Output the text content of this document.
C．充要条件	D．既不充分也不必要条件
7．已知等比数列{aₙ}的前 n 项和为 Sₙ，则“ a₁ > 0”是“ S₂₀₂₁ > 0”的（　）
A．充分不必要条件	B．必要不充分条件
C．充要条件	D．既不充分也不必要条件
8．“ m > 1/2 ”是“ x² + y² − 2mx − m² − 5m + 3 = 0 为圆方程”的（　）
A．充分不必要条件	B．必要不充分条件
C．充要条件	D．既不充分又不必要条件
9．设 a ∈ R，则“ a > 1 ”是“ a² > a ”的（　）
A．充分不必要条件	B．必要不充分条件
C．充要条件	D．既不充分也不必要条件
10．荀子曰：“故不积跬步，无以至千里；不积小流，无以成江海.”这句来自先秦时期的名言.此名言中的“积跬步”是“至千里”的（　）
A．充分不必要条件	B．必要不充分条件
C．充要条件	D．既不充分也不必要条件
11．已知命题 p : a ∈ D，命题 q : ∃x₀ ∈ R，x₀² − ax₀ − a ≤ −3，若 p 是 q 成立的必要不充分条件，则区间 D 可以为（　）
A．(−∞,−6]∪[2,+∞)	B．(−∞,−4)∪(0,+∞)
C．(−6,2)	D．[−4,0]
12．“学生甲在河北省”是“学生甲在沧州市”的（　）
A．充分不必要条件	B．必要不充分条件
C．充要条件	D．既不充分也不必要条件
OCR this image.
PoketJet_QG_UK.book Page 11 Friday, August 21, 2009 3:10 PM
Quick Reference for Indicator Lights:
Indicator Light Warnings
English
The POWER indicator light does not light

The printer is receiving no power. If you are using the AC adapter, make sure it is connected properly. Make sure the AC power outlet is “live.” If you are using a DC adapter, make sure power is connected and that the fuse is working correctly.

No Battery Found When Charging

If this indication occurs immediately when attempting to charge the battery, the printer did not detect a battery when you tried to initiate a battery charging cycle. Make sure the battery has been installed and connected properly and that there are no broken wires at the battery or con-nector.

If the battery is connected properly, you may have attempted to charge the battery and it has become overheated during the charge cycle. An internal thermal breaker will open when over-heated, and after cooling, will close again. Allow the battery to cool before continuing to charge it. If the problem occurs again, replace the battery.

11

### YOUR OBJECTIVE
Determine how many lines in the listing above hold the word "that", answering with the number only.

### THE REPLY
2